Reproduce all of the material word for word.

-- start EXTRACTED MATERIAL --

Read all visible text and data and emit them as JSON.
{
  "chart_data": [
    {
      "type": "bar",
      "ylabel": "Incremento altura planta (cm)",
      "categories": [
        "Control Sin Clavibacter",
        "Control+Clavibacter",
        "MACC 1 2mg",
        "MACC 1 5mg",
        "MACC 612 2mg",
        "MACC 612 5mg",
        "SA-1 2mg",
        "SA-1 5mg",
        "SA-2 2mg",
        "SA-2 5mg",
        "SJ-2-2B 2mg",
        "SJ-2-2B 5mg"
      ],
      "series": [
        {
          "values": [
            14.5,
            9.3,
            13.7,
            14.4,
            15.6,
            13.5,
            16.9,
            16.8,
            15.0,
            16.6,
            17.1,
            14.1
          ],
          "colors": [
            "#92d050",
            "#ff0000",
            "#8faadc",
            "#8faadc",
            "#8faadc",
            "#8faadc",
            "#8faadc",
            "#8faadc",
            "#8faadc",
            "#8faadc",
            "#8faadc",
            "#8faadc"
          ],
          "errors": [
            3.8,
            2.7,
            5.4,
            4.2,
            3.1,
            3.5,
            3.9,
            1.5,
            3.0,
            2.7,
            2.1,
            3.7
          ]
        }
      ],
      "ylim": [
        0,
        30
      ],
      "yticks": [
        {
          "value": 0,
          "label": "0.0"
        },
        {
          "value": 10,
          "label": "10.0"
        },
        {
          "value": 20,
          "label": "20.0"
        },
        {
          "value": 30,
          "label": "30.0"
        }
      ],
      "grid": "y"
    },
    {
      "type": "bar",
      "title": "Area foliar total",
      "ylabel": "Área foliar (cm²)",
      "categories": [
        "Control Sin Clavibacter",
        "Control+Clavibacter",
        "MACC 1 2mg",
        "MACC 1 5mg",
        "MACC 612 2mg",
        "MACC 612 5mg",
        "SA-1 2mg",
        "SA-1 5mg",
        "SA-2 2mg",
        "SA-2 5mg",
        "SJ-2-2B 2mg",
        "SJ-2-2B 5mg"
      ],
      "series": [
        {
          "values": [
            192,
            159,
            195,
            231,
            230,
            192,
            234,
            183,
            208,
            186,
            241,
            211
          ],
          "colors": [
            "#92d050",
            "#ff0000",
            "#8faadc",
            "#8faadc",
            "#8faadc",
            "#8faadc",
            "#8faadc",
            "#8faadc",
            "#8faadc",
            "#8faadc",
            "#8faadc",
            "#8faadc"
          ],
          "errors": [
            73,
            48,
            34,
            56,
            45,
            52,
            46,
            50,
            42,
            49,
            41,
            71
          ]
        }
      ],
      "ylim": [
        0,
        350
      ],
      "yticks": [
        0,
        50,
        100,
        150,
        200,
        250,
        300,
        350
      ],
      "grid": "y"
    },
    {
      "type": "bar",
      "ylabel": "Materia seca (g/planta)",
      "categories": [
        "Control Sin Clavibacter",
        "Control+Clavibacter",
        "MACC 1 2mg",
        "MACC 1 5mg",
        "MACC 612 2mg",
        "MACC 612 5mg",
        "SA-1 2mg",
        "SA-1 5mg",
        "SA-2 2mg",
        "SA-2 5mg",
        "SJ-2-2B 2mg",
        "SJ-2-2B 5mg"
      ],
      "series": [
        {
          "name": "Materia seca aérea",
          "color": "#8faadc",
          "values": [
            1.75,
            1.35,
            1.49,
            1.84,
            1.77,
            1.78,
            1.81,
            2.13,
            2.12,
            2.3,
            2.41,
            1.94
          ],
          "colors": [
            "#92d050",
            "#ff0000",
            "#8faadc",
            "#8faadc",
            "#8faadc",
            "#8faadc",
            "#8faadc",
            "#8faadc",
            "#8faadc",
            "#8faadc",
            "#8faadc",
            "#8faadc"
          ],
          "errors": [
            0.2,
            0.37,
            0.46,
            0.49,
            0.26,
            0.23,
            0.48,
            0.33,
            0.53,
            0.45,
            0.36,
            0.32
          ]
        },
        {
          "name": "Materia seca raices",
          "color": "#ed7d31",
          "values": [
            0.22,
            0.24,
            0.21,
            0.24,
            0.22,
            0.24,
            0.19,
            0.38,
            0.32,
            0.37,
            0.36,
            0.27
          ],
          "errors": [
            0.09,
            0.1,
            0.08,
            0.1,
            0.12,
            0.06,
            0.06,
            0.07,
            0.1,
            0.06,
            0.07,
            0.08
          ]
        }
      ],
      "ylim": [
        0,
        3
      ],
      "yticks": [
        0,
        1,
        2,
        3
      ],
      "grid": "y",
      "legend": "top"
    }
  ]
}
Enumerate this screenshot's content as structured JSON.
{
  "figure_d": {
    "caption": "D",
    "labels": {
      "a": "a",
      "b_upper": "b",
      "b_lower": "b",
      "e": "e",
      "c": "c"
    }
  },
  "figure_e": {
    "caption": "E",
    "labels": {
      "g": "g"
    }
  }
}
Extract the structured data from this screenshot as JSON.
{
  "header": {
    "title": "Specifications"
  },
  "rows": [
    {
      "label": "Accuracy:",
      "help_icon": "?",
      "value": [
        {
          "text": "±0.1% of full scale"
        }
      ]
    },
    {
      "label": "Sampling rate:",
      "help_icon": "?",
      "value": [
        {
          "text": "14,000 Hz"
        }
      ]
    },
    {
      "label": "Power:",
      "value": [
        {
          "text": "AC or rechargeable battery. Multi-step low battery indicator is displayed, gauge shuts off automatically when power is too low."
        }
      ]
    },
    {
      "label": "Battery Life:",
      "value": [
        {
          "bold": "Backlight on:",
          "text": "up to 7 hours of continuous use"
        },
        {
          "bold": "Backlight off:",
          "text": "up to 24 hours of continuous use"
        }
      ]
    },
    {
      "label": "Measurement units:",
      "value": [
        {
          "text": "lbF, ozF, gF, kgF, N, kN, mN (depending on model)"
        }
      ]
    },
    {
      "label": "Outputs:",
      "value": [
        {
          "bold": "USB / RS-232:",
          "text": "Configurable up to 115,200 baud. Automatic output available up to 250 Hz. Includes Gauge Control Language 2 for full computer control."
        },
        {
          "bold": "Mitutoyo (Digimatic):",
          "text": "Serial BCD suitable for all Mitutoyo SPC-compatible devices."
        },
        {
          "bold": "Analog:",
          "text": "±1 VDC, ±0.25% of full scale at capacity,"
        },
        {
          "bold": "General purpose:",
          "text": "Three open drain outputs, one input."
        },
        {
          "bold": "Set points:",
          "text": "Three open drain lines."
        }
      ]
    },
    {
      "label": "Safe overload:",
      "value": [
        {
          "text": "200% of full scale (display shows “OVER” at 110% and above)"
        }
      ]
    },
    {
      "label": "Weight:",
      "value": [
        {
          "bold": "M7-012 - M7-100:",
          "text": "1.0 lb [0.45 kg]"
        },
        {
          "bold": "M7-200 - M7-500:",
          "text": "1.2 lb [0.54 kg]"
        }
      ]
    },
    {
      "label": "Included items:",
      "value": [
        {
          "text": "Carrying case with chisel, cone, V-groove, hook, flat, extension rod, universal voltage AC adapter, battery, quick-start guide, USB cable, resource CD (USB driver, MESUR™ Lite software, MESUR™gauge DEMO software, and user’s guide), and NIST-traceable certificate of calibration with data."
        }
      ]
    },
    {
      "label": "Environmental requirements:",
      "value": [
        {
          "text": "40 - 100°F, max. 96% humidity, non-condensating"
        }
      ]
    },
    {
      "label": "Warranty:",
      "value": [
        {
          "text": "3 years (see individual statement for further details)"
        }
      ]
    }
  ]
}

-- end EXTRACTED MATERIAL --

• **TASK ANSWER**
Read all visible text and data and emit them as JSON.
{
  "chart_data": [
    {
      "type": "bar",
      "ylabel": "Incremento altura planta (cm)",
      "categories": [
        "Control Sin Clavibacter",
        "Control+Clavibacter",
        "MACC 1 2mg",
        "MACC 1 5mg",
        "MACC 612 2mg",
        "MACC 612 5mg",
        "SA-1 2mg",
        "SA-1 5mg",
        "SA-2 2mg",
        "SA-2 5mg",
        "SJ-2-2B 2mg",
        "SJ-2-2B 5mg"
      ],
      "series": [
        {
          "values": [
            14.5,
            9.3,
            13.7,
            14.4,
            15.6,
            13.5,
            16.9,
            16.8,
            15.0,
            16.6,
            17.1,
            14.1
          ],
          "colors": [
            "#92d050",
            "#ff0000",
            "#8faadc",
            "#8faadc",
            "#8faadc",
            "#8faadc",
            "#8faadc",
            "#8faadc",
            "#8faadc",
            "#8faadc",
            "#8faadc",
            "#8faadc"
          ],
          "errors": [
            3.8,
            2.7,
            5.4,
            4.2,
            3.1,
            3.5,
            3.9,
            1.5,
            3.0,
            2.7,
            2.1,
            3.7
          ]
        }
      ],
      "ylim": [
        0,
        30
      ],
      "yticks": [
        {
          "value": 0,
          "label": "0.0"
        },
        {
          "value": 10,
          "label": "10.0"
        },
        {
          "value": 20,
          "label": "20.0"
        },
        {
          "value": 30,
          "label": "30.0"
        }
      ],
      "grid": "y"
    },
    {
      "type": "bar",
      "title": "Area foliar total",
      "ylabel": "Área foliar (cm²)",
      "categories": [
        "Control Sin Clavibacter",
        "Control+Clavibacter",
        "MACC 1 2mg",
        "MACC 1 5mg",
        "MACC 612 2mg",
        "MACC 612 5mg",
        "SA-1 2mg",
        "SA-1 5mg",
        "SA-2 2mg",
        "SA-2 5mg",
        "SJ-2-2B 2mg",
        "SJ-2-2B 5mg"
      ],
      "series": [
        {
          "values": [
            192,
            159,
            195,
            231,
            230,
            192,
            234,
            183,
            208,
            186,
            241,
            211
          ],
          "colors": [
            "#92d050",
            "#ff0000",
            "#8faadc",
            "#8faadc",
            "#8faadc",
            "#8faadc",
            "#8faadc",
            "#8faadc",
            "#8faadc",
            "#8faadc",
            "#8faadc",
            "#8faadc"
          ],
          "errors": [
            73,
            48,
            34,
            56,
            45,
            52,
            46,
            50,
            42,
            49,
            41,
            71
          ]
        }
      ],
      "ylim": [
        0,
        350
      ],
      "yticks": [
        0,
        50,
        100,
        150,
        200,
        250,
        300,
        350
      ],
      "grid": "y"
    },
    {
      "type": "bar",
      "ylabel": "Materia seca (g/planta)",
      "categories": [
        "Control Sin Clavibacter",
        "Control+Clavibacter",
        "MACC 1 2mg",
        "MACC 1 5mg",
        "MACC 612 2mg",
        "MACC 612 5mg",
        "SA-1 2mg",
        "SA-1 5mg",
        "SA-2 2mg",
        "SA-2 5mg",
        "SJ-2-2B 2mg",
        "SJ-2-2B 5mg"
      ],
      "series": [
        {
          "name": "Materia seca aérea",
          "color": "#8faadc",
          "values": [
            1.75,
            1.35,
            1.49,
            1.84,
            1.77,
            1.78,
            1.81,
            2.13,
            2.12,
            2.3,
            2.41,
            1.94
          ],
          "colors": [
            "#92d050",
            "#ff0000",
            "#8faadc",
            "#8faadc",
            "#8faadc",
            "#8faadc",
            "#8faadc",
            "#8faadc",
            "#8faadc",
            "#8faadc",
            "#8faadc",
            "#8faadc"
          ],
          "errors": [
            0.2,
            0.37,
            0.46,
            0.49,
            0.26,
            0.23,
            0.48,
            0.33,
            0.53,
            0.45,
            0.36,
            0.32
          ]
        },
        {
          "name": "Materia seca raices",
          "color": "#ed7d31",
          "values": [
            0.22,
            0.24,
            0.21,
            0.24,
            0.22,
            0.24,
            0.19,
            0.38,
            0.32,
            0.37,
            0.36,
            0.27
          ],
          "errors": [
            0.09,
            0.1,
            0.08,
            0.1,
            0.12,
            0.06,
            0.06,
            0.07,
            0.1,
            0.06,
            0.07,
            0.08
          ]
        }
      ],
      "ylim": [
        0,
        3
      ],
      "yticks": [
        0,
        1,
        2,
        3
      ],
      "grid": "y",
      "legend": "top"
    }
  ]
}
Enumerate this screenshot's content as structured JSON.
{
  "figure_d": {
    "caption": "D",
    "labels": {
      "a": "a",
      "b_upper": "b",
      "b_lower": "b",
      "e": "e",
      "c": "c"
    }
  },
  "figure_e": {
    "caption": "E",
    "labels": {
      "g": "g"
    }
  }
}
Extract the structured data from this screenshot as JSON.
{
  "header": {
    "title": "Specifications"
  },
  "rows": [
    {
      "label": "Accuracy:",
      "help_icon": "?",
      "value": [
        {
          "text": "±0.1% of full scale"
        }
      ]
    },
    {
      "label": "Sampling rate:",
      "help_icon": "?",
      "value": [
        {
          "text": "14,000 Hz"
        }
      ]
    },
    {
      "label": "Power:",
      "value": [
        {
          "text": "AC or rechargeable battery. Multi-step low battery indicator is displayed, gauge shuts off automatically when power is too low."
        }
      ]
    },
    {
      "label": "Battery Life:",
      "value": [
        {
          "bold": "Backlight on:",
          "text": "up to 7 hours of continuous use"
        },
        {
          "bold": "Backlight off:",
          "text": "up to 24 hours of continuous use"
        }
      ]
    },
    {
      "label": "Measurement units:",
      "value": [
        {
          "text": "lbF, ozF, gF, kgF, N, kN, mN (depending on model)"
        }
      ]
    },
    {
      "label": "Outputs:",
      "value": [
        {
          "bold": "USB / RS-232:",
          "text": "Configurable up to 115,200 baud. Automatic output available up to 250 Hz. Includes Gauge Control Language 2 for full computer control."
        },
        {
          "bold": "Mitutoyo (Digimatic):",
          "text": "Serial BCD suitable for all Mitutoyo SPC-compatible devices."
        },
        {
          "bold": "Analog:",
          "text": "±1 VDC, ±0.25% of full scale at capacity,"
        },
        {
          "bold": "General purpose:",
          "text": "Three open drain outputs, one input."
        },
        {
          "bold": "Set points:",
          "text": "Three open drain lines."
        }
      ]
    },
    {
      "label": "Safe overload:",
      "value": [
        {
          "text": "200% of full scale (display shows “OVER” at 110% and above)"
        }
      ]
    },
    {
      "label": "Weight:",
      "value": [
        {
          "bold": "M7-012 - M7-100:",
          "text": "1.0 lb [0.45 kg]"
        },
        {
          "bold": "M7-200 - M7-500:",
          "text": "1.2 lb [0.54 kg]"
        }
      ]
    },
    {
      "label": "Included items:",
      "value": [
        {
          "text": "Carrying case with chisel, cone, V-groove, hook, flat, extension rod, universal voltage AC adapter, battery, quick-start guide, USB cable, resource CD (USB driver, MESUR™ Lite software, MESUR™gauge DEMO software, and user’s guide), and NIST-traceable certificate of calibration with data."
        }
      ]
    },
    {
      "label": "Environmental requirements:",
      "value": [
        {
          "text": "40 - 100°F, max. 96% humidity, non-condensating"
        }
      ]
    },
    {
      "label": "Warranty:",
      "value": [
        {
          "text": "3 years (see individual statement for further details)"
        }
      ]
    }
  ]
}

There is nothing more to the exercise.